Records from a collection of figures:
|---|
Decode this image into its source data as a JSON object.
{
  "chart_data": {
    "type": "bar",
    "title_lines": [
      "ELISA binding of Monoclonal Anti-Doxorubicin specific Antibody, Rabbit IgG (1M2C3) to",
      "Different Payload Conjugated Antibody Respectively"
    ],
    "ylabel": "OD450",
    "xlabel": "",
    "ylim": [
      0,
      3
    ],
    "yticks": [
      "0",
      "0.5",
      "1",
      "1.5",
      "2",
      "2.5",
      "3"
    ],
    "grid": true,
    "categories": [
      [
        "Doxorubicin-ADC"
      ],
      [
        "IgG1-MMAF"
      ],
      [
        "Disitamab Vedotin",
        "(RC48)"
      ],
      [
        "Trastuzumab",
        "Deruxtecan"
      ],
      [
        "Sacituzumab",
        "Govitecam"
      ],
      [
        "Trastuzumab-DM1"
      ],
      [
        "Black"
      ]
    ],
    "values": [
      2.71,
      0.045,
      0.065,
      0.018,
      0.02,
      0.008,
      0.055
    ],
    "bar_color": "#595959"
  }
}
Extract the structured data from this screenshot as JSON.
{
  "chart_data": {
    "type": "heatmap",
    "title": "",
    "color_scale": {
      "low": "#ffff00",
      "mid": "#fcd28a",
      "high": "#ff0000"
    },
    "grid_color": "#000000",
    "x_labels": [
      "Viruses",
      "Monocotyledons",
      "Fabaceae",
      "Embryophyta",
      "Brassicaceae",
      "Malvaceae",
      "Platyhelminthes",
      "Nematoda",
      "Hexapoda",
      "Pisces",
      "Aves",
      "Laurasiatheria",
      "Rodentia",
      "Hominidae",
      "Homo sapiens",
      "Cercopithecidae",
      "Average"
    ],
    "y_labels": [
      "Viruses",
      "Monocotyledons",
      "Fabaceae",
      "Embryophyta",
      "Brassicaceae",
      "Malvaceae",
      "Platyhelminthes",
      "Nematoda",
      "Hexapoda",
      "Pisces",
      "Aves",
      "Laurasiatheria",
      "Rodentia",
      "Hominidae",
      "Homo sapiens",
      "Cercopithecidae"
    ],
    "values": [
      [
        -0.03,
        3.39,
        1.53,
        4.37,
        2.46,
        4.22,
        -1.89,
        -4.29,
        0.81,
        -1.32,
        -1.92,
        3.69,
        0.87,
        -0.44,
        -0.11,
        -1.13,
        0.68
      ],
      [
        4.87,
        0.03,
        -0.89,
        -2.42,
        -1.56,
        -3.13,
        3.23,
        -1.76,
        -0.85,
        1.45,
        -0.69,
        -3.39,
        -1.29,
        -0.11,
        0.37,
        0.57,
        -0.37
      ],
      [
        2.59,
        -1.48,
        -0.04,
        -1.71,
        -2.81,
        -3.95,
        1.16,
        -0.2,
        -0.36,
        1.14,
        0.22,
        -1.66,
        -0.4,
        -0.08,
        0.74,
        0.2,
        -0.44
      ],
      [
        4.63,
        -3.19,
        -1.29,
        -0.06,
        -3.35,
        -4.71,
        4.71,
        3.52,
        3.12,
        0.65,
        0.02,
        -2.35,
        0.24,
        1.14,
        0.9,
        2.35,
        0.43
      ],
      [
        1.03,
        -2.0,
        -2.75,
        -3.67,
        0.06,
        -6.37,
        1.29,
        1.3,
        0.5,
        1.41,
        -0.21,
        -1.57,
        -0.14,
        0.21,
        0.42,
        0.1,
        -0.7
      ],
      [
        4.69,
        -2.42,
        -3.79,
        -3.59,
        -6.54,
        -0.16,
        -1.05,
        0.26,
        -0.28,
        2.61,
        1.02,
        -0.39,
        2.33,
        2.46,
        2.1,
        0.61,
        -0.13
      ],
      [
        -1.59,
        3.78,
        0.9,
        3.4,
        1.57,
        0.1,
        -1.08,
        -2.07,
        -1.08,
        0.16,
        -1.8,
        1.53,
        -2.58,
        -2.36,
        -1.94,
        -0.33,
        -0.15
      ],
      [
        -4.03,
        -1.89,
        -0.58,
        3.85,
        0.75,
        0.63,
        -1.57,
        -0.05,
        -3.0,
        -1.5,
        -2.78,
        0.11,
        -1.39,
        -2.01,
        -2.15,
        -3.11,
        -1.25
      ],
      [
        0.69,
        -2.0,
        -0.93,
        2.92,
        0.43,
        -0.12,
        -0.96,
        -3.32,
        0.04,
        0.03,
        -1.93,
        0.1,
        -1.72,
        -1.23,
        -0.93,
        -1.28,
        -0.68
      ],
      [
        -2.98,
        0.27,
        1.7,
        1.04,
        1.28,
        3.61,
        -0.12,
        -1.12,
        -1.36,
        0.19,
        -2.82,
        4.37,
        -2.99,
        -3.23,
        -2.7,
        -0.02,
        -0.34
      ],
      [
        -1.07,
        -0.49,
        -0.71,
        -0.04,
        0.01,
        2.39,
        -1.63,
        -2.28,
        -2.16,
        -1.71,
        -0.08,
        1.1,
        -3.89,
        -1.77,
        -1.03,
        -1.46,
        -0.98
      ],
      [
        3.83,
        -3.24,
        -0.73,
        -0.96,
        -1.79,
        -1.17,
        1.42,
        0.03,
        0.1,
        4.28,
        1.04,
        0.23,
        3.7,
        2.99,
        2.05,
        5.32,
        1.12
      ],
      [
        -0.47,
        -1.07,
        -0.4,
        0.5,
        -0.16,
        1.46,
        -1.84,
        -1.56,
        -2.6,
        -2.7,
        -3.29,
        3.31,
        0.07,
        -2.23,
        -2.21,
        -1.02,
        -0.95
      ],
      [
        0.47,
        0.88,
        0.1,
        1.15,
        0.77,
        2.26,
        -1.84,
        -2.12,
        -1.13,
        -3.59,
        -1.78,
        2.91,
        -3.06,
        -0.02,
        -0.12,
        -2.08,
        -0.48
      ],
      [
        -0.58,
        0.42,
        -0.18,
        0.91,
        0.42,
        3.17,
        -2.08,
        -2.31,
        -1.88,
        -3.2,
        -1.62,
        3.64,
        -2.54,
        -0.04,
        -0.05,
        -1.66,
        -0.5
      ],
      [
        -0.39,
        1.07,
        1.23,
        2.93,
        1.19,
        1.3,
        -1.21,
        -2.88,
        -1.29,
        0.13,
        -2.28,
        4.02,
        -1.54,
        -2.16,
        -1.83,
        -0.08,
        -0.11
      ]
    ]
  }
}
|---|
What you will do: Once you have read the records above, please copy them out exactly.

Final answer:
Decode this image into its source data as a JSON object.
{
  "chart_data": {
    "type": "bar",
    "title_lines": [
      "ELISA binding of Monoclonal Anti-Doxorubicin specific Antibody, Rabbit IgG (1M2C3) to",
      "Different Payload Conjugated Antibody Respectively"
    ],
    "ylabel": "OD450",
    "xlabel": "",
    "ylim": [
      0,
      3
    ],
    "yticks": [
      "0",
      "0.5",
      "1",
      "1.5",
      "2",
      "2.5",
      "3"
    ],
    "grid": true,
    "categories": [
      [
        "Doxorubicin-ADC"
      ],
      [
        "IgG1-MMAF"
      ],
      [
        "Disitamab Vedotin",
        "(RC48)"
      ],
      [
        "Trastuzumab",
        "Deruxtecan"
      ],
      [
        "Sacituzumab",
        "Govitecam"
      ],
      [
        "Trastuzumab-DM1"
      ],
      [
        "Black"
      ]
    ],
    "values": [
      2.71,
      0.045,
      0.065,
      0.018,
      0.02,
      0.008,
      0.055
    ],
    "bar_color": "#595959"
  }
}
Extract the structured data from this screenshot as JSON.
{
  "chart_data": {
    "type": "heatmap",
    "title": "",
    "color_scale": {
      "low": "#ffff00",
      "mid": "#fcd28a",
      "high": "#ff0000"
    },
    "grid_color": "#000000",
    "x_labels": [
      "Viruses",
      "Monocotyledons",
      "Fabaceae",
      "Embryophyta",
      "Brassicaceae",
      "Malvaceae",
      "Platyhelminthes",
      "Nematoda",
      "Hexapoda",
      "Pisces",
      "Aves",
      "Laurasiatheria",
      "Rodentia",
      "Hominidae",
      "Homo sapiens",
      "Cercopithecidae",
      "Average"
    ],
    "y_labels": [
      "Viruses",
      "Monocotyledons",
      "Fabaceae",
      "Embryophyta",
      "Brassicaceae",
      "Malvaceae",
      "Platyhelminthes",
      "Nematoda",
      "Hexapoda",
      "Pisces",
      "Aves",
      "Laurasiatheria",
      "Rodentia",
      "Hominidae",
      "Homo sapiens",
      "Cercopithecidae"
    ],
    "values": [
      [
        -0.03,
        3.39,
        1.53,
        4.37,
        2.46,
        4.22,
        -1.89,
        -4.29,
        0.81,
        -1.32,
        -1.92,
        3.69,
        0.87,
        -0.44,
        -0.11,
        -1.13,
        0.68
      ],
      [
        4.87,
        0.03,
        -0.89,
        -2.42,
        -1.56,
        -3.13,
        3.23,
        -1.76,
        -0.85,
        1.45,
        -0.69,
        -3.39,
        -1.29,
        -0.11,
        0.37,
        0.57,
        -0.37
      ],
      [
        2.59,
        -1.48,
        -0.04,
        -1.71,
        -2.81,
        -3.95,
        1.16,
        -0.2,
        -0.36,
        1.14,
        0.22,
        -1.66,
        -0.4,
        -0.08,
        0.74,
        0.2,
        -0.44
      ],
      [
        4.63,
        -3.19,
        -1.29,
        -0.06,
        -3.35,
        -4.71,
        4.71,
        3.52,
        3.12,
        0.65,
        0.02,
        -2.35,
        0.24,
        1.14,
        0.9,
        2.35,
        0.43
      ],
      [
        1.03,
        -2.0,
        -2.75,
        -3.67,
        0.06,
        -6.37,
        1.29,
        1.3,
        0.5,
        1.41,
        -0.21,
        -1.57,
        -0.14,
        0.21,
        0.42,
        0.1,
        -0.7
      ],
      [
        4.69,
        -2.42,
        -3.79,
        -3.59,
        -6.54,
        -0.16,
        -1.05,
        0.26,
        -0.28,
        2.61,
        1.02,
        -0.39,
        2.33,
        2.46,
        2.1,
        0.61,
        -0.13
      ],
      [
        -1.59,
        3.78,
        0.9,
        3.4,
        1.57,
        0.1,
        -1.08,
        -2.07,
        -1.08,
        0.16,
        -1.8,
        1.53,
        -2.58,
        -2.36,
        -1.94,
        -0.33,
        -0.15
      ],
      [
        -4.03,
        -1.89,
        -0.58,
        3.85,
        0.75,
        0.63,
        -1.57,
        -0.05,
        -3.0,
        -1.5,
        -2.78,
        0.11,
        -1.39,
        -2.01,
        -2.15,
        -3.11,
        -1.25
      ],
      [
        0.69,
        -2.0,
        -0.93,
        2.92,
        0.43,
        -0.12,
        -0.96,
        -3.32,
        0.04,
        0.03,
        -1.93,
        0.1,
        -1.72,
        -1.23,
        -0.93,
        -1.28,
        -0.68
      ],
      [
        -2.98,
        0.27,
        1.7,
        1.04,
        1.28,
        3.61,
        -0.12,
        -1.12,
        -1.36,
        0.19,
        -2.82,
        4.37,
        -2.99,
        -3.23,
        -2.7,
        -0.02,
        -0.34
      ],
      [
        -1.07,
        -0.49,
        -0.71,
        -0.04,
        0.01,
        2.39,
        -1.63,
        -2.28,
        -2.16,
        -1.71,
        -0.08,
        1.1,
        -3.89,
        -1.77,
        -1.03,
        -1.46,
        -0.98
      ],
      [
        3.83,
        -3.24,
        -0.73,
        -0.96,
        -1.79,
        -1.17,
        1.42,
        0.03,
        0.1,
        4.28,
        1.04,
        0.23,
        3.7,
        2.99,
        2.05,
        5.32,
        1.12
      ],
      [
        -0.47,
        -1.07,
        -0.4,
        0.5,
        -0.16,
        1.46,
        -1.84,
        -1.56,
        -2.6,
        -2.7,
        -3.29,
        3.31,
        0.07,
        -2.23,
        -2.21,
        -1.02,
        -0.95
      ],
      [
        0.47,
        0.88,
        0.1,
        1.15,
        0.77,
        2.26,
        -1.84,
        -2.12,
        -1.13,
        -3.59,
        -1.78,
        2.91,
        -3.06,
        -0.02,
        -0.12,
        -2.08,
        -0.48
      ],
      [
        -0.58,
        0.42,
        -0.18,
        0.91,
        0.42,
        3.17,
        -2.08,
        -2.31,
        -1.88,
        -3.2,
        -1.62,
        3.64,
        -2.54,
        -0.04,
        -0.05,
        -1.66,
        -0.5
      ],
      [
        -0.39,
        1.07,
        1.23,
        2.93,
        1.19,
        1.3,
        -1.21,
        -2.88,
        -1.29,
        0.13,
        -2.28,
        4.02,
        -1.54,
        -2.16,
        -1.83,
        -0.08,
        -0.11
      ]
    ]
  }
}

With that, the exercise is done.